* _Instructions for the task_
Go through the records and give each one again exactly.

[Dataset entries on figures]
══════════════════════════════
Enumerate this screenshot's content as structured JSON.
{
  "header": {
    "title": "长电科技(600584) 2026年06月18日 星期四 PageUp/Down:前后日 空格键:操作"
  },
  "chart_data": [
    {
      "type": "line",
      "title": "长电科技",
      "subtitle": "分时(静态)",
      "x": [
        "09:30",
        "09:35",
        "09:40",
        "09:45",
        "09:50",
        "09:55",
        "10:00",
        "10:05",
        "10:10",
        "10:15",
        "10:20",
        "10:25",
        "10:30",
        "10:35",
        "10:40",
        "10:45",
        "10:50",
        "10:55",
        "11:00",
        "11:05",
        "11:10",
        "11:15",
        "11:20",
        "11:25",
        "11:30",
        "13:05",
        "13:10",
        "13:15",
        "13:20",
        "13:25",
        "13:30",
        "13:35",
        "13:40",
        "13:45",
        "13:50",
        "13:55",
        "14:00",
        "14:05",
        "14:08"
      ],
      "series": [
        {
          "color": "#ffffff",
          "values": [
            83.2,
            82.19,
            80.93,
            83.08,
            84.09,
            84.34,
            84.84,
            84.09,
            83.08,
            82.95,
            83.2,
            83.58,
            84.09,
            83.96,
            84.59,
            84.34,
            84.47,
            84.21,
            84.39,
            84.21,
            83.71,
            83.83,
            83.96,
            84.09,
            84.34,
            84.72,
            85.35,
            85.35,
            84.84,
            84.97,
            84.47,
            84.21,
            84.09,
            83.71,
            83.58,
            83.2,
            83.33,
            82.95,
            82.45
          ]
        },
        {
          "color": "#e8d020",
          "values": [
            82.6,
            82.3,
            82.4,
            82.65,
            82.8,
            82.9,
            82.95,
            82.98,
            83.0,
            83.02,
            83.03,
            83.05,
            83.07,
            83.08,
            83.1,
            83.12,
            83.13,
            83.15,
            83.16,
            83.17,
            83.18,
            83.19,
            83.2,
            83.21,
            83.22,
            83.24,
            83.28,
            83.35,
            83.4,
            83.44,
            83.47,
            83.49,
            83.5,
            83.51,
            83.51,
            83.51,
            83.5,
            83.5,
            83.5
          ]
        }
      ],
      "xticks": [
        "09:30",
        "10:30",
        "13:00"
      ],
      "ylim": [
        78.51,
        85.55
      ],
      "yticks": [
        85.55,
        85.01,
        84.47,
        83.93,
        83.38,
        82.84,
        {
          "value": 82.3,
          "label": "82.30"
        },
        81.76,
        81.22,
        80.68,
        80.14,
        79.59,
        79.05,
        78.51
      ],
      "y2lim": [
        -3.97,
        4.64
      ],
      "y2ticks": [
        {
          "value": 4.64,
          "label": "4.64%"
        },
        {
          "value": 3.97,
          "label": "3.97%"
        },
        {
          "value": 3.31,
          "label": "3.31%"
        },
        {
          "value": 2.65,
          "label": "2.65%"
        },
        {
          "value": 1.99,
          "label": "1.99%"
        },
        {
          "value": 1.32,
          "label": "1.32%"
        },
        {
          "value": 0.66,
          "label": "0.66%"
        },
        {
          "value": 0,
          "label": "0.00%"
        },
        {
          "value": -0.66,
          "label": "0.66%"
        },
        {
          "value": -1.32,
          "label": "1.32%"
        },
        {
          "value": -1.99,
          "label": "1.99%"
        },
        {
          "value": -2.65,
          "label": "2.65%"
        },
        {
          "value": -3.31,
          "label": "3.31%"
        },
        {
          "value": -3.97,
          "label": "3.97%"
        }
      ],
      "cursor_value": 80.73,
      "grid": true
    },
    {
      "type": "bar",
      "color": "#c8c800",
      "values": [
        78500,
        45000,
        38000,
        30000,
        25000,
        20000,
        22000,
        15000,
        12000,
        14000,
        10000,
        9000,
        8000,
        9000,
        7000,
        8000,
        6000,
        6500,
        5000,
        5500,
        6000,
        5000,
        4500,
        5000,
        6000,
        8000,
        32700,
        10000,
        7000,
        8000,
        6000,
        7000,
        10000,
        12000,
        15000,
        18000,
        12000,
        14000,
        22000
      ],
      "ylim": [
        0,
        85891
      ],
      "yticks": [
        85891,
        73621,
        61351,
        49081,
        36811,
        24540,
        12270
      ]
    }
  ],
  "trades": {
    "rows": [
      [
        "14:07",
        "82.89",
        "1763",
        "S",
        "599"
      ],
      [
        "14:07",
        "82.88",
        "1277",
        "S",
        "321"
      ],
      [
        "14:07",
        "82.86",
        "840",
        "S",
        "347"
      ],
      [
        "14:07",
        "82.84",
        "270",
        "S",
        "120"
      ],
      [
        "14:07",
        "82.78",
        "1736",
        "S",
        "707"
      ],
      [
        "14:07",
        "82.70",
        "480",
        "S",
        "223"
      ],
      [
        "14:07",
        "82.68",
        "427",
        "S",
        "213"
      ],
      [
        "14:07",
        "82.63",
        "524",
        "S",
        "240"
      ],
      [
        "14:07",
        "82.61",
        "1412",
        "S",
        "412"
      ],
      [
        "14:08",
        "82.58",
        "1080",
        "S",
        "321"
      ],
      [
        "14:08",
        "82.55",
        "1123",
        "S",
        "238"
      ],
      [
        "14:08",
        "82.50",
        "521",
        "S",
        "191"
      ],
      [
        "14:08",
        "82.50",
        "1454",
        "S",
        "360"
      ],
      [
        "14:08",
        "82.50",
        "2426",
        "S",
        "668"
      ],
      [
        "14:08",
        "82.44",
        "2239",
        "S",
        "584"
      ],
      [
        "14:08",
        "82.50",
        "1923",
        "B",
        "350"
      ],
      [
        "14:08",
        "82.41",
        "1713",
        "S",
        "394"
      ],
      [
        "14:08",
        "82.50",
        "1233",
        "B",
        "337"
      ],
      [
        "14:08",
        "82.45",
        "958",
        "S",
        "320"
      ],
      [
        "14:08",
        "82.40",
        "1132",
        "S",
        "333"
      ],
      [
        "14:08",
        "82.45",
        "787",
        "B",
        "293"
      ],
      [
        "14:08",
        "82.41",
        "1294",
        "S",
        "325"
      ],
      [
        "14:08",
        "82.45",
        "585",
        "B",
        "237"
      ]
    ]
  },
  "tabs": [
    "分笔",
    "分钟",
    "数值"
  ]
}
══════════════════════════════
* _Answer to this exercise_
Enumerate this screenshot's content as structured JSON.
{
  "header": {
    "title": "长电科技(600584) 2026年06月18日 星期四 PageUp/Down:前后日 空格键:操作"
  },
  "chart_data": [
    {
      "type": "line",
      "title": "长电科技",
      "subtitle": "分时(静态)",
      "x": [
        "09:30",
        "09:35",
        "09:40",
        "09:45",
        "09:50",
        "09:55",
        "10:00",
        "10:05",
        "10:10",
        "10:15",
        "10:20",
        "10:25",
        "10:30",
        "10:35",
        "10:40",
        "10:45",
        "10:50",
        "10:55",
        "11:00",
        "11:05",
        "11:10",
        "11:15",
        "11:20",
        "11:25",
        "11:30",
        "13:05",
        "13:10",
        "13:15",
        "13:20",
        "13:25",
        "13:30",
        "13:35",
        "13:40",
        "13:45",
        "13:50",
        "13:55",
        "14:00",
        "14:05",
        "14:08"
      ],
      "series": [
        {
          "color": "#ffffff",
          "values": [
            83.2,
            82.19,
            80.93,
            83.08,
            84.09,
            84.34,
            84.84,
            84.09,
            83.08,
            82.95,
            83.2,
            83.58,
            84.09,
            83.96,
            84.59,
            84.34,
            84.47,
            84.21,
            84.39,
            84.21,
            83.71,
            83.83,
            83.96,
            84.09,
            84.34,
            84.72,
            85.35,
            85.35,
            84.84,
            84.97,
            84.47,
            84.21,
            84.09,
            83.71,
            83.58,
            83.2,
            83.33,
            82.95,
            82.45
          ]
        },
        {
          "color": "#e8d020",
          "values": [
            82.6,
            82.3,
            82.4,
            82.65,
            82.8,
            82.9,
            82.95,
            82.98,
            83.0,
            83.02,
            83.03,
            83.05,
            83.07,
            83.08,
            83.1,
            83.12,
            83.13,
            83.15,
            83.16,
            83.17,
            83.18,
            83.19,
            83.2,
            83.21,
            83.22,
            83.24,
            83.28,
            83.35,
            83.4,
            83.44,
            83.47,
            83.49,
            83.5,
            83.51,
            83.51,
            83.51,
            83.5,
            83.5,
            83.5
          ]
        }
      ],
      "xticks": [
        "09:30",
        "10:30",
        "13:00"
      ],
      "ylim": [
        78.51,
        85.55
      ],
      "yticks": [
        85.55,
        85.01,
        84.47,
        83.93,
        83.38,
        82.84,
        {
          "value": 82.3,
          "label": "82.30"
        },
        81.76,
        81.22,
        80.68,
        80.14,
        79.59,
        79.05,
        78.51
      ],
      "y2lim": [
        -3.97,
        4.64
      ],
      "y2ticks": [
        {
          "value": 4.64,
          "label": "4.64%"
        },
        {
          "value": 3.97,
          "label": "3.97%"
        },
        {
          "value": 3.31,
          "label": "3.31%"
        },
        {
          "value": 2.65,
          "label": "2.65%"
        },
        {
          "value": 1.99,
          "label": "1.99%"
        },
        {
          "value": 1.32,
          "label": "1.32%"
        },
        {
          "value": 0.66,
          "label": "0.66%"
        },
        {
          "value": 0,
          "label": "0.00%"
        },
        {
          "value": -0.66,
          "label": "0.66%"
        },
        {
          "value": -1.32,
          "label": "1.32%"
        },
        {
          "value": -1.99,
          "label": "1.99%"
        },
        {
          "value": -2.65,
          "label": "2.65%"
        },
        {
          "value": -3.31,
          "label": "3.31%"
        },
        {
          "value": -3.97,
          "label": "3.97%"
        }
      ],
      "cursor_value": 80.73,
      "grid": true
    },
    {
      "type": "bar",
      "color": "#c8c800",
      "values": [
        78500,
        45000,
        38000,
        30000,
        25000,
        20000,
        22000,
        15000,
        12000,
        14000,
        10000,
        9000,
        8000,
        9000,
        7000,
        8000,
        6000,
        6500,
        5000,
        5500,
        6000,
        5000,
        4500,
        5000,
        6000,
        8000,
        32700,
        10000,
        7000,
        8000,
        6000,
        7000,
        10000,
        12000,
        15000,
        18000,
        12000,
        14000,
        22000
      ],
      "ylim": [
        0,
        85891
      ],
      "yticks": [
        85891,
        73621,
        61351,
        49081,
        36811,
        24540,
        12270
      ]
    }
  ],
  "trades": {
    "rows": [
      [
        "14:07",
        "82.89",
        "1763",
        "S",
        "599"
      ],
      [
        "14:07",
        "82.88",
        "1277",
        "S",
        "321"
      ],
      [
        "14:07",
        "82.86",
        "840",
        "S",
        "347"
      ],
      [
        "14:07",
        "82.84",
        "270",
        "S",
        "120"
      ],
      [
        "14:07",
        "82.78",
        "1736",
        "S",
        "707"
      ],
      [
        "14:07",
        "82.70",
        "480",
        "S",
        "223"
      ],
      [
        "14:07",
        "82.68",
        "427",
        "S",
        "213"
      ],
      [
        "14:07",
        "82.63",
        "524",
        "S",
        "240"
      ],
      [
        "14:07",
        "82.61",
        "1412",
        "S",
        "412"
      ],
      [
        "14:08",
        "82.58",
        "1080",
        "S",
        "321"
      ],
      [
        "14:08",
        "82.55",
        "1123",
        "S",
        "238"
      ],
      [
        "14:08",
        "82.50",
        "521",
        "S",
        "191"
      ],
      [
        "14:08",
        "82.50",
        "1454",
        "S",
        "360"
      ],
      [
        "14:08",
        "82.50",
        "2426",
        "S",
        "668"
      ],
      [
        "14:08",
        "82.44",
        "2239",
        "S",
        "584"
      ],
      [
        "14:08",
        "82.50",
        "1923",
        "B",
        "350"
      ],
      [
        "14:08",
        "82.41",
        "1713",
        "S",
        "394"
      ],
      [
        "14:08",
        "82.50",
        "1233",
        "B",
        "337"
      ],
      [
        "14:08",
        "82.45",
        "958",
        "S",
        "320"
      ],
      [
        "14:08",
        "82.40",
        "1132",
        "S",
        "333"
      ],
      [
        "14:08",
        "82.45",
        "787",
        "B",
        "293"
      ],
      [
        "14:08",
        "82.41",
        "1294",
        "S",
        "325"
      ],
      [
        "14:08",
        "82.45",
        "585",
        "B",
        "237"
      ]
    ]
  },
  "tabs": [
    "分笔",
    "分钟",
    "数值"
  ]
}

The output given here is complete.